TASK: Rename every instance of "peak-annotation" in the material to "peak-marker" and reproduce the material otherwise unchanged.

STORED RECORDS start

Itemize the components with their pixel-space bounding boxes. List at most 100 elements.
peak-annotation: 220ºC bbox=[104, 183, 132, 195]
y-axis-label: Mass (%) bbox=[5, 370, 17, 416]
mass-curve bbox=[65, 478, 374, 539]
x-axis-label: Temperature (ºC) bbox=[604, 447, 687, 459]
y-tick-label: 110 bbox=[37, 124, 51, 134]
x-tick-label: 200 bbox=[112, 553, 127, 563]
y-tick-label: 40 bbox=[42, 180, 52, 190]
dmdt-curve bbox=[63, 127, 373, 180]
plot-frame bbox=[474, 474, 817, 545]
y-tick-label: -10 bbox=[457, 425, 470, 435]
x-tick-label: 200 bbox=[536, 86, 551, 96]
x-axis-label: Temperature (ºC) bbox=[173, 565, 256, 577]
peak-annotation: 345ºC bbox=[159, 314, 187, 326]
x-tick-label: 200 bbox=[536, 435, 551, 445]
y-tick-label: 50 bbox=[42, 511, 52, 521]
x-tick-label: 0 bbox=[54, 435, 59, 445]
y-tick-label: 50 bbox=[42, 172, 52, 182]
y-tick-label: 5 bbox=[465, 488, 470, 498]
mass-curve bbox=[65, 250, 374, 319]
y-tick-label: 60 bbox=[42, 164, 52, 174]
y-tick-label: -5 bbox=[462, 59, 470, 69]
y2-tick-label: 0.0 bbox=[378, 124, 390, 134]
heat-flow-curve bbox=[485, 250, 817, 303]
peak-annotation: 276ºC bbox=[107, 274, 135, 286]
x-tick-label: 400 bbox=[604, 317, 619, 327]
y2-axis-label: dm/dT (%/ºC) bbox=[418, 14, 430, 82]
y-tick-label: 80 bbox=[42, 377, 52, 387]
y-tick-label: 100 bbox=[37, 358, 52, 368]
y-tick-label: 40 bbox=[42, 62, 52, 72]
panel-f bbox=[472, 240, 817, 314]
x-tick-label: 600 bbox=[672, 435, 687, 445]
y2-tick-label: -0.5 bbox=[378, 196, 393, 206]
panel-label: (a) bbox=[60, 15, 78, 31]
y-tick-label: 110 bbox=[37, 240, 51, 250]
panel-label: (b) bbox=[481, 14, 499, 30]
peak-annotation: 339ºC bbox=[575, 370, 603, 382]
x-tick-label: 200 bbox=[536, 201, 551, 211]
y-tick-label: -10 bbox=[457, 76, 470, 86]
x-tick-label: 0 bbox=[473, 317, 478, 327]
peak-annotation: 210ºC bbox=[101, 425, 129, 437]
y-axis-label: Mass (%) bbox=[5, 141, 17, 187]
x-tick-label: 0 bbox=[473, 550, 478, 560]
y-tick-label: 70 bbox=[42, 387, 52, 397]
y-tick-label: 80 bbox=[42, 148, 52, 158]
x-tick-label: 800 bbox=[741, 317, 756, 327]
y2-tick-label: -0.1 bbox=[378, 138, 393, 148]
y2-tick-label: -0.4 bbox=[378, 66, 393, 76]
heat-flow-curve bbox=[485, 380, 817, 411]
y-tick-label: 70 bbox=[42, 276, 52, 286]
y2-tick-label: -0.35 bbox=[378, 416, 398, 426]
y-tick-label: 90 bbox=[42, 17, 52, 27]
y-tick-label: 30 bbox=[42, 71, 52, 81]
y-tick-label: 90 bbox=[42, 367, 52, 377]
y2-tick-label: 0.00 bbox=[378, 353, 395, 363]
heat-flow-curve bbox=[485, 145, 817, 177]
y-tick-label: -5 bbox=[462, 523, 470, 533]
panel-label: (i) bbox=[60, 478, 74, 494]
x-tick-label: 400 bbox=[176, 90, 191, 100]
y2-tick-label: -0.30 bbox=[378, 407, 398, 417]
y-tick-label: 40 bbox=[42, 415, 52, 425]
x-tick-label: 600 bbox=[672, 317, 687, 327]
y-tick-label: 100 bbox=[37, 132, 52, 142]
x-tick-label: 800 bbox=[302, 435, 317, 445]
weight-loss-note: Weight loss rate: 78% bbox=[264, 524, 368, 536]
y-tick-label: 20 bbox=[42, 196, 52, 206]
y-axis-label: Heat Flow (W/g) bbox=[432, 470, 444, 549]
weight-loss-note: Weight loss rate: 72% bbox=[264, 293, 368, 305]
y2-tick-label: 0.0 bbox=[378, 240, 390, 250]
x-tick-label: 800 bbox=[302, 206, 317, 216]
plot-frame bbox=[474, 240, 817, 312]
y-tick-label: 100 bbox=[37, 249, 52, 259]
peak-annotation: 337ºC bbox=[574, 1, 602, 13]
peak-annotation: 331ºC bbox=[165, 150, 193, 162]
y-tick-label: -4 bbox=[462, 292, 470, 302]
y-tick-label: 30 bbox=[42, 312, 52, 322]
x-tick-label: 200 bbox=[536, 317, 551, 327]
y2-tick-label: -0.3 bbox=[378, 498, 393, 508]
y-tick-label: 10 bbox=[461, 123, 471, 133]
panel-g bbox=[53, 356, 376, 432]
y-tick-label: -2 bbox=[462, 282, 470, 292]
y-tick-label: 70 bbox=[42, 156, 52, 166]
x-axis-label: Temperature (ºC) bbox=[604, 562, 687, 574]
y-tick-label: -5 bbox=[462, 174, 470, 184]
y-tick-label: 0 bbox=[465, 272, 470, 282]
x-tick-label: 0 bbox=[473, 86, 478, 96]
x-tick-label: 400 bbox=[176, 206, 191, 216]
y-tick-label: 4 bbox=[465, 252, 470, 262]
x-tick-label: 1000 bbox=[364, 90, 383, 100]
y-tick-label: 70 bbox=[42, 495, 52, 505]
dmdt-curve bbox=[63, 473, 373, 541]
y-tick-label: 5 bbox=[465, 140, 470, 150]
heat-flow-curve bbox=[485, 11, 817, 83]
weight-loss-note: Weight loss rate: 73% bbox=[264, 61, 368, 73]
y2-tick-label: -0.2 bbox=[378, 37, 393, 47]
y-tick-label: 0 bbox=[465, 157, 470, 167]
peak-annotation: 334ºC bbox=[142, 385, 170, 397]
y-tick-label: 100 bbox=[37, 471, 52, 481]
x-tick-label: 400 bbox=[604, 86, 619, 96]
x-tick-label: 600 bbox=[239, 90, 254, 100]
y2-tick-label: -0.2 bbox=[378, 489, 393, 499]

STORED RECORDS end

RESULT FOR THIS EXERCISE:
Itemize the components with their pixel-space bounding boxes. List at most 100 elements.
peak-marker: 220ºC bbox=[104, 183, 132, 195]
y-axis-label: Mass (%) bbox=[5, 370, 17, 416]
mass-curve bbox=[65, 478, 374, 539]
x-axis-label: Temperature (ºC) bbox=[604, 447, 687, 459]
y-tick-label: 110 bbox=[37, 124, 51, 134]
x-tick-label: 200 bbox=[112, 553, 127, 563]
y-tick-label: 40 bbox=[42, 180, 52, 190]
dmdt-curve bbox=[63, 127, 373, 180]
plot-frame bbox=[474, 474, 817, 545]
y-tick-label: -10 bbox=[457, 425, 470, 435]
x-tick-label: 200 bbox=[536, 86, 551, 96]
x-axis-label: Temperature (ºC) bbox=[173, 565, 256, 577]
peak-marker: 345ºC bbox=[159, 314, 187, 326]
x-tick-label: 200 bbox=[536, 435, 551, 445]
y-tick-label: 50 bbox=[42, 511, 52, 521]
x-tick-label: 0 bbox=[54, 435, 59, 445]
y-tick-label: 50 bbox=[42, 172, 52, 182]
y-tick-label: 5 bbox=[465, 488, 470, 498]
mass-curve bbox=[65, 250, 374, 319]
y-tick-label: 60 bbox=[42, 164, 52, 174]
y-tick-label: -5 bbox=[462, 59, 470, 69]
y2-tick-label: 0.0 bbox=[378, 124, 390, 134]
heat-flow-curve bbox=[485, 250, 817, 303]
peak-marker: 276ºC bbox=[107, 274, 135, 286]
x-tick-label: 400 bbox=[604, 317, 619, 327]
y2-axis-label: dm/dT (%/ºC) bbox=[418, 14, 430, 82]
y-tick-label: 80 bbox=[42, 377, 52, 387]
y-tick-label: 100 bbox=[37, 358, 52, 368]
y-tick-label: 40 bbox=[42, 62, 52, 72]
panel-f bbox=[472, 240, 817, 314]
x-tick-label: 600 bbox=[672, 435, 687, 445]
y2-tick-label: -0.5 bbox=[378, 196, 393, 206]
panel-label: (a) bbox=[60, 15, 78, 31]
y-tick-label: 110 bbox=[37, 240, 51, 250]
panel-label: (b) bbox=[481, 14, 499, 30]
peak-marker: 339ºC bbox=[575, 370, 603, 382]
x-tick-label: 200 bbox=[536, 201, 551, 211]
y-tick-label: -10 bbox=[457, 76, 470, 86]
x-tick-label: 0 bbox=[473, 317, 478, 327]
peak-marker: 210ºC bbox=[101, 425, 129, 437]
y-axis-label: Mass (%) bbox=[5, 141, 17, 187]
x-tick-label: 0 bbox=[473, 550, 478, 560]
y-tick-label: 70 bbox=[42, 387, 52, 397]
y-tick-label: 80 bbox=[42, 148, 52, 158]
x-tick-label: 800 bbox=[741, 317, 756, 327]
y2-tick-label: -0.1 bbox=[378, 138, 393, 148]
y2-tick-label: -0.4 bbox=[378, 66, 393, 76]
heat-flow-curve bbox=[485, 380, 817, 411]
y-tick-label: 70 bbox=[42, 276, 52, 286]
y2-tick-label: -0.35 bbox=[378, 416, 398, 426]
y-tick-label: 90 bbox=[42, 17, 52, 27]
y-tick-label: 30 bbox=[42, 71, 52, 81]
y-tick-label: 90 bbox=[42, 367, 52, 377]
y2-tick-label: 0.00 bbox=[378, 353, 395, 363]
heat-flow-curve bbox=[485, 145, 817, 177]
y-tick-label: -5 bbox=[462, 523, 470, 533]
panel-label: (i) bbox=[60, 478, 74, 494]
x-tick-label: 400 bbox=[176, 90, 191, 100]
y2-tick-label: -0.30 bbox=[378, 407, 398, 417]
y-tick-label: 40 bbox=[42, 415, 52, 425]
x-tick-label: 600 bbox=[672, 317, 687, 327]
y-tick-label: 100 bbox=[37, 132, 52, 142]
x-tick-label: 800 bbox=[302, 435, 317, 445]
weight-loss-note: Weight loss rate: 78% bbox=[264, 524, 368, 536]
y-tick-label: 20 bbox=[42, 196, 52, 206]
y-axis-label: Heat Flow (W/g) bbox=[432, 470, 444, 549]
weight-loss-note: Weight loss rate: 72% bbox=[264, 293, 368, 305]
y2-tick-label: 0.0 bbox=[378, 240, 390, 250]
x-tick-label: 800 bbox=[302, 206, 317, 216]
plot-frame bbox=[474, 240, 817, 312]
y-tick-label: 100 bbox=[37, 249, 52, 259]
peak-marker: 337ºC bbox=[574, 1, 602, 13]
peak-marker: 331ºC bbox=[165, 150, 193, 162]
y-tick-label: -4 bbox=[462, 292, 470, 302]
y-tick-label: 30 bbox=[42, 312, 52, 322]
x-tick-label: 200 bbox=[536, 317, 551, 327]
y2-tick-label: -0.3 bbox=[378, 498, 393, 508]
y-tick-label: 10 bbox=[461, 123, 471, 133]
panel-g bbox=[53, 356, 376, 432]
y-tick-label: -2 bbox=[462, 282, 470, 292]
y-tick-label: 70 bbox=[42, 156, 52, 166]
x-axis-label: Temperature (ºC) bbox=[604, 562, 687, 574]
y-tick-label: -5 bbox=[462, 174, 470, 184]
y-tick-label: 0 bbox=[465, 272, 470, 282]
x-tick-label: 0 bbox=[473, 86, 478, 96]
x-tick-label: 400 bbox=[176, 206, 191, 216]
y-tick-label: 4 bbox=[465, 252, 470, 262]
x-tick-label: 1000 bbox=[364, 90, 383, 100]
y-tick-label: 70 bbox=[42, 495, 52, 505]
dmdt-curve bbox=[63, 473, 373, 541]
y-tick-label: 5 bbox=[465, 140, 470, 150]
heat-flow-curve bbox=[485, 11, 817, 83]
weight-loss-note: Weight loss rate: 73% bbox=[264, 61, 368, 73]
y2-tick-label: -0.2 bbox=[378, 37, 393, 47]
y-tick-label: 0 bbox=[465, 157, 470, 167]
peak-marker: 334ºC bbox=[142, 385, 170, 397]
y-tick-label: 100 bbox=[37, 471, 52, 481]
x-tick-label: 400 bbox=[604, 86, 619, 96]
x-tick-label: 600 bbox=[239, 90, 254, 100]
y2-tick-label: -0.2 bbox=[378, 489, 393, 499]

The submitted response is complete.